** BEGIN PROVIDED RECORDS **

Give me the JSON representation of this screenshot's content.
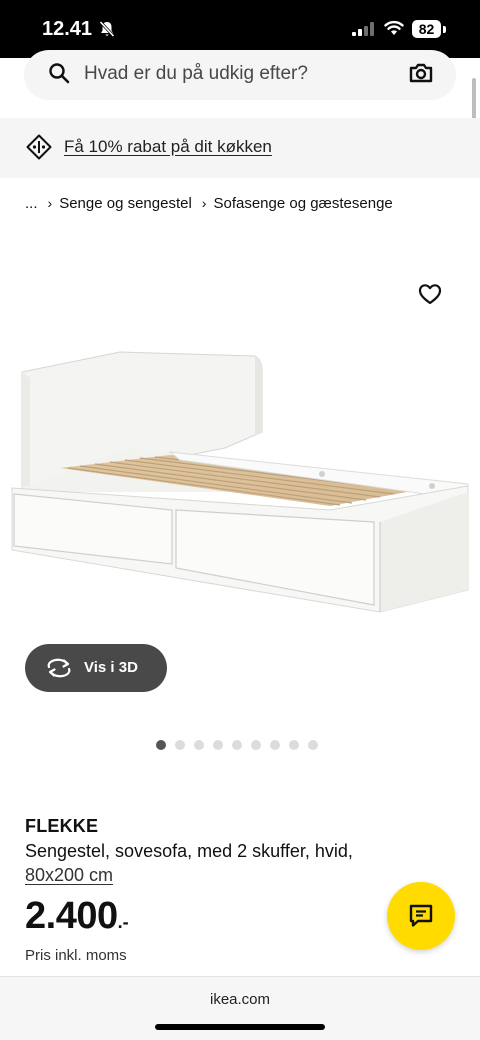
{
  "status_bar": {
    "time": "12.41",
    "battery": "82"
  },
  "search": {
    "placeholder": "Hvad er du på udkig efter?"
  },
  "promo": {
    "text": "Få 10% rabat på dit køkken"
  },
  "breadcrumb": {
    "items": [
      "...",
      "Senge og sengestel",
      "Sofasenge og gæstesenge"
    ],
    "separator": "›"
  },
  "gallery": {
    "view3d_label": "Vis i 3D",
    "image_count": 9,
    "active_index": 0
  },
  "product": {
    "name": "FLEKKE",
    "description": "Sengestel, sovesofa, med 2 skuffer, hvid,",
    "size": "80x200 cm",
    "price_main": "2.400",
    "price_suffix": ".-",
    "price_note": "Pris inkl. moms"
  },
  "browser": {
    "domain": "ikea.com"
  },
  "colors": {
    "chat_button": "#ffdb00",
    "view3d_button": "#494949"
  }
}
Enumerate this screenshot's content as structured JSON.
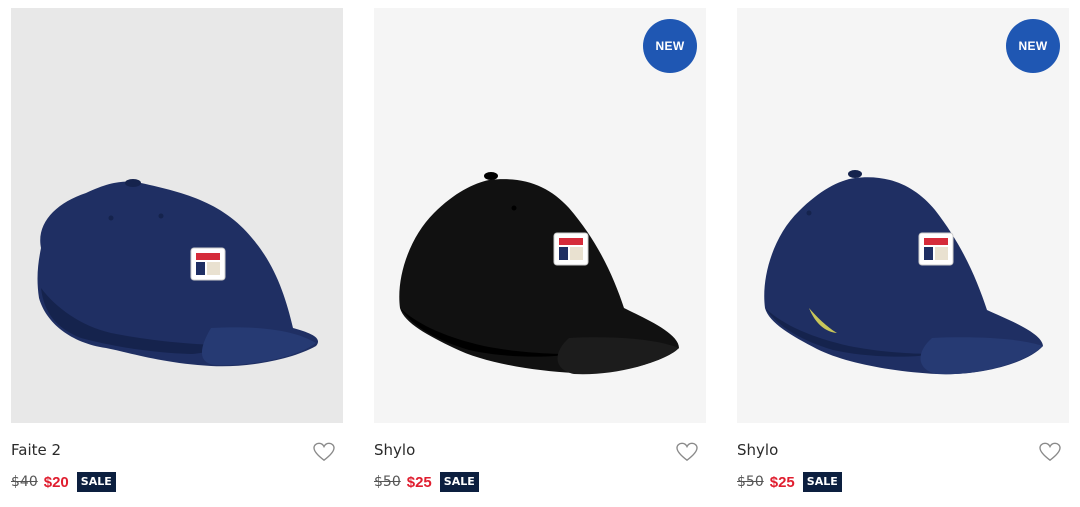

** END PROVIDED RECORDS **

## TASK TO COMPLETE
Only a number is wanted here: how many lines in the data above include the string "screenshot"?

## ANSWER FOR THIS EXERCISE
2